Your assignment: Return every line of the records that includes the string "chorego".

[Collection entries]
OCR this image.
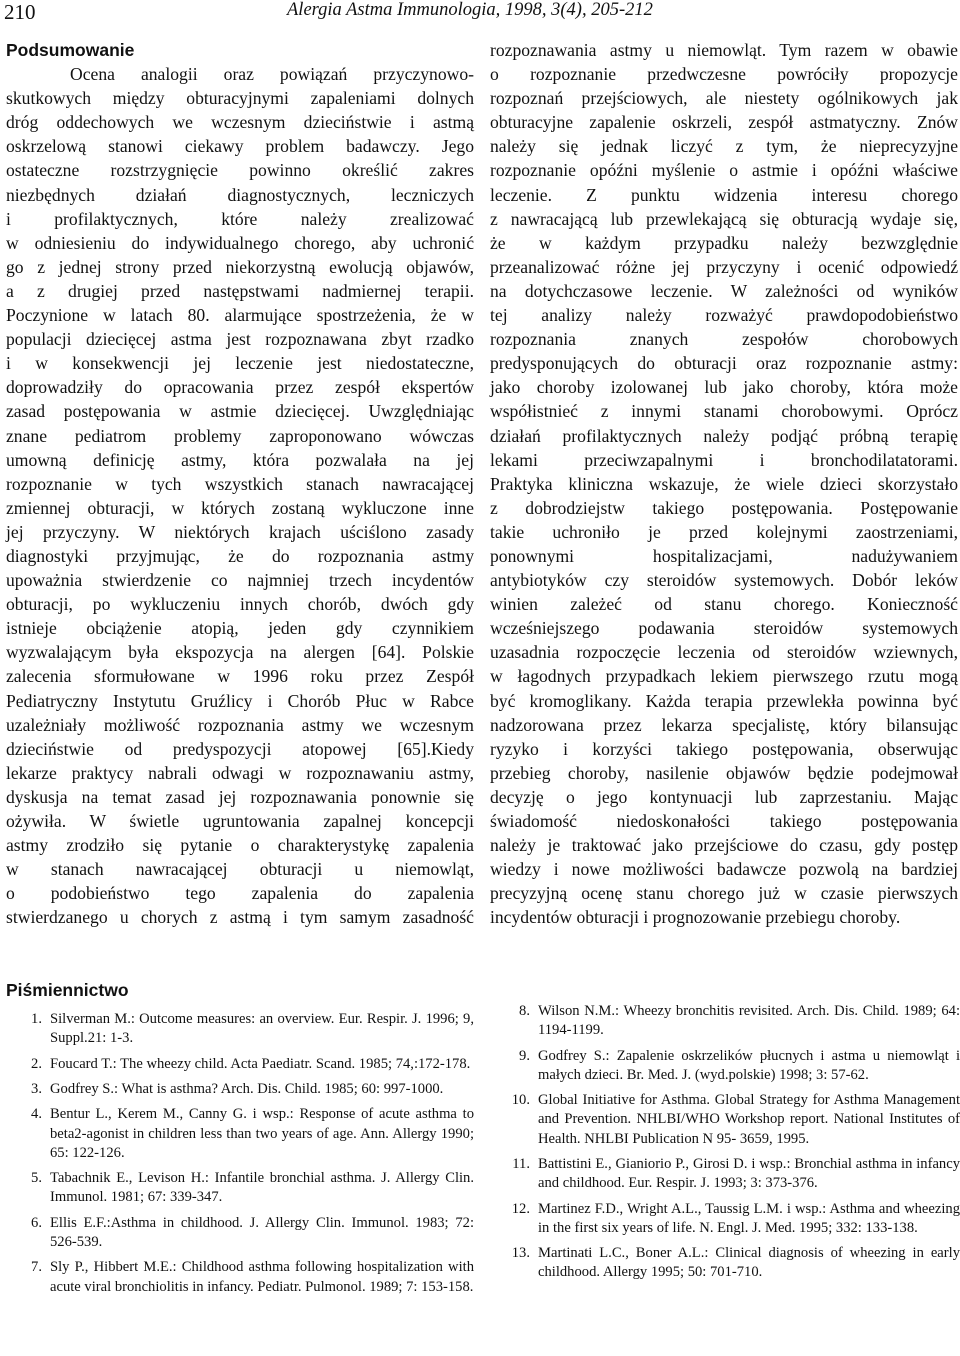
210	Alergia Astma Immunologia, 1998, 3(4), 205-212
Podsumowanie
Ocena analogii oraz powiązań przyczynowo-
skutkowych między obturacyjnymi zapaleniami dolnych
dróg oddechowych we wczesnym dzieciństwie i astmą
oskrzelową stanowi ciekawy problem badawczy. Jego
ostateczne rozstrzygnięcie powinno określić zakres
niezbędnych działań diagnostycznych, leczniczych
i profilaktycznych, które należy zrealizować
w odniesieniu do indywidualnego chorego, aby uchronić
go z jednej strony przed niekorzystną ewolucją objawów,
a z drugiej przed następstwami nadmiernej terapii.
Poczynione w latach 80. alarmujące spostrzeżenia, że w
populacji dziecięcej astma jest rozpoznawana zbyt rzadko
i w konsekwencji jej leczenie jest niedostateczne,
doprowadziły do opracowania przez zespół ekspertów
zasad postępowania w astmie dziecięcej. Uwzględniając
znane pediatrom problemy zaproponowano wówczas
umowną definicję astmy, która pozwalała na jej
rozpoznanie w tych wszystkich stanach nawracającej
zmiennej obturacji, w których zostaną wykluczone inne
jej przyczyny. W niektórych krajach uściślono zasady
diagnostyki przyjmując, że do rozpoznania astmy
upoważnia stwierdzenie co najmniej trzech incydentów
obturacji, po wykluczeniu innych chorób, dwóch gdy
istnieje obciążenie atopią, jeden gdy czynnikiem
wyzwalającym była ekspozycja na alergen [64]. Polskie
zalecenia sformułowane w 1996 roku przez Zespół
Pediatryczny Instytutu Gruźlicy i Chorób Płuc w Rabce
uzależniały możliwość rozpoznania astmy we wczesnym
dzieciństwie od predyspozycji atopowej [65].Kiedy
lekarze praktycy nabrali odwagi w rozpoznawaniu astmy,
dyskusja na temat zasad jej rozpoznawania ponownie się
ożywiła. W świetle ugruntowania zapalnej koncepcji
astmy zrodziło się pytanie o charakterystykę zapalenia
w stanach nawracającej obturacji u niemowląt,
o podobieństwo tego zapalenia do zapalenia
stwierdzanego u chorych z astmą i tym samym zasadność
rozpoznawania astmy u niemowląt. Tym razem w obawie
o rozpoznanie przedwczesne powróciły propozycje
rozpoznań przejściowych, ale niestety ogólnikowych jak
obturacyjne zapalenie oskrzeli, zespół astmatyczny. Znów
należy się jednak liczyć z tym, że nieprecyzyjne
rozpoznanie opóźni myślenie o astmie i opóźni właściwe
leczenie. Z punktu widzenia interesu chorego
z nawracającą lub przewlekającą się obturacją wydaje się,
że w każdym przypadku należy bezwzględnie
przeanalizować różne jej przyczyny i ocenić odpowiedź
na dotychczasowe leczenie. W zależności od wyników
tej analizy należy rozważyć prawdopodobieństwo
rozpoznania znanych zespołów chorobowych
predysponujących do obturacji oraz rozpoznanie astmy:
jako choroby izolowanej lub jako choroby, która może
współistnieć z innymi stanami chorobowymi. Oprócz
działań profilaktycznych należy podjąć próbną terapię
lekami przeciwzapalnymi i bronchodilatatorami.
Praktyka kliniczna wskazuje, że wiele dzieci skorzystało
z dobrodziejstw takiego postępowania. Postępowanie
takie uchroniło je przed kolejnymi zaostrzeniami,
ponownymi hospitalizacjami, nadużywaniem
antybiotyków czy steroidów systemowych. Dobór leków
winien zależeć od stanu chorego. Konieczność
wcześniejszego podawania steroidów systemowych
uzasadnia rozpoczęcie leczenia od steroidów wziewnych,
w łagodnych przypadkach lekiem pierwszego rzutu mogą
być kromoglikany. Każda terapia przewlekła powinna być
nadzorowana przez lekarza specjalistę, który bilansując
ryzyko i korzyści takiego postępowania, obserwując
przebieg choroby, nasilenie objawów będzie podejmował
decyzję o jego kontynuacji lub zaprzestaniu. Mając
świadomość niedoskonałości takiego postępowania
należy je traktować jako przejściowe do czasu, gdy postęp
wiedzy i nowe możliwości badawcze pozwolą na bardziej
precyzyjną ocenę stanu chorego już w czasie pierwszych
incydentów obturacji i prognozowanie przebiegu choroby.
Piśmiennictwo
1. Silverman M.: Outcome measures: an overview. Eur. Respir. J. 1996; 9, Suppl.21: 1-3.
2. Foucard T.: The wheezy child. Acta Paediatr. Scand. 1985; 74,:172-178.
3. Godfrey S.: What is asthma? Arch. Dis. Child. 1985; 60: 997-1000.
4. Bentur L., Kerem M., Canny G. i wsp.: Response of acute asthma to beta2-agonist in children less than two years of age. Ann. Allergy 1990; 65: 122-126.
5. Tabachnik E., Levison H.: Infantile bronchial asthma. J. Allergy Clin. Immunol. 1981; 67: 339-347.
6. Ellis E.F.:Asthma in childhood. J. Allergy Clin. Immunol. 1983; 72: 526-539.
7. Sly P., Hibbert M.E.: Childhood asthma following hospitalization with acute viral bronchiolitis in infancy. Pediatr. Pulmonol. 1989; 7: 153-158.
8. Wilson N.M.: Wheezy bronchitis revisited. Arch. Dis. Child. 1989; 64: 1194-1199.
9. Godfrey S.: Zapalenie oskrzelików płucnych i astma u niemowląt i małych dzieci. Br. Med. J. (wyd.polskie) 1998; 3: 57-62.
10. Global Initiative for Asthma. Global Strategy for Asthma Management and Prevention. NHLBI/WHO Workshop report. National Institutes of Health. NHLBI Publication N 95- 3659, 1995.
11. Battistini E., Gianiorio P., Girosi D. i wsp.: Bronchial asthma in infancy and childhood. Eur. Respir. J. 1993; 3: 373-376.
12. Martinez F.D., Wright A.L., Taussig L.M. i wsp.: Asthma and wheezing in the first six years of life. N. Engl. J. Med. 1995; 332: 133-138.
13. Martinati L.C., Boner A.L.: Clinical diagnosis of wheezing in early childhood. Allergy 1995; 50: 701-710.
--
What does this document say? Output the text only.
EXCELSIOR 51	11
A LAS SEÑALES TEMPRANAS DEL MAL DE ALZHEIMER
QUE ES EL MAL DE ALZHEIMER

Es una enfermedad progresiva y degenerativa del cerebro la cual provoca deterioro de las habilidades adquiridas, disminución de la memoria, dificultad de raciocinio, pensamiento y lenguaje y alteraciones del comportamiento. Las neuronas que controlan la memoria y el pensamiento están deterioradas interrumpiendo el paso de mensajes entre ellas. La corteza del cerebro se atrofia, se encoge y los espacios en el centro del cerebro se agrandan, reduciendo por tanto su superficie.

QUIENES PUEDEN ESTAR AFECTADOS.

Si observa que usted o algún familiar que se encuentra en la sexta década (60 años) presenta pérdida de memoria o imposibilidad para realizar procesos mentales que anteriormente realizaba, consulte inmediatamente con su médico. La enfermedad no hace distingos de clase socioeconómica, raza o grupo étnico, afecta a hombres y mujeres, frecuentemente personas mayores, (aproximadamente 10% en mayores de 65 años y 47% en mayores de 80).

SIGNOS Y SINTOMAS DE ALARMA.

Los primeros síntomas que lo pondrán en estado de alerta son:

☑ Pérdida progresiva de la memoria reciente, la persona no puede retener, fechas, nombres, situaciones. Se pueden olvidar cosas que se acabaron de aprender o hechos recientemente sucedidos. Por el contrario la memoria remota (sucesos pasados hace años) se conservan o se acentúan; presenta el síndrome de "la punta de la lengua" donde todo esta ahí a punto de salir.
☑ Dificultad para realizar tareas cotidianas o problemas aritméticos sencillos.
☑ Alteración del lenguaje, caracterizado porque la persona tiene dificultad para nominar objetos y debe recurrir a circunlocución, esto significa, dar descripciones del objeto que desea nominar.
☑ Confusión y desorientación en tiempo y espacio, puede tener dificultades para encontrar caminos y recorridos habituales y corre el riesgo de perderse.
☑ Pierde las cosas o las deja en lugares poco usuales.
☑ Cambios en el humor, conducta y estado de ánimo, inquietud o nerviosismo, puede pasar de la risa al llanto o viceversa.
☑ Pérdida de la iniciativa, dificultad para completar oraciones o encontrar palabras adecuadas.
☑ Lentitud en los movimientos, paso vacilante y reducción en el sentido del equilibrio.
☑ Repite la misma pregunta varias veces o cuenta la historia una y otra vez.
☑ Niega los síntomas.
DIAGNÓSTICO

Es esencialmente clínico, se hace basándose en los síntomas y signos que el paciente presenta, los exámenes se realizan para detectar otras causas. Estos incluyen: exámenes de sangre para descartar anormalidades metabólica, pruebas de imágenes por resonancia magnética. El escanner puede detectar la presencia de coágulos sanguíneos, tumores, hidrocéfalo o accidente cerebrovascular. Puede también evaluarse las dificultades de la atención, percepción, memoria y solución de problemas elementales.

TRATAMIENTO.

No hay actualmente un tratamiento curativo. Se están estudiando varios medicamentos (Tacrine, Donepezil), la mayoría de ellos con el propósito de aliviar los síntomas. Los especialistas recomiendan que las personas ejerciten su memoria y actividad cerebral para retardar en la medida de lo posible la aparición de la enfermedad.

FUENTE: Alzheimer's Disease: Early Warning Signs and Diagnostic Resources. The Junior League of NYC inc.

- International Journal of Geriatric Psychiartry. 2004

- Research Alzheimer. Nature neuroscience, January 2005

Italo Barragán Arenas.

Task response:
w odniesieniu do indywidualnego chorego, aby uchronić
leczenie. Z punktu widzenia interesu chorego
winien zależeć od stanu chorego. Konieczność
precyzyjną ocenę stanu chorego już w czasie pierwszych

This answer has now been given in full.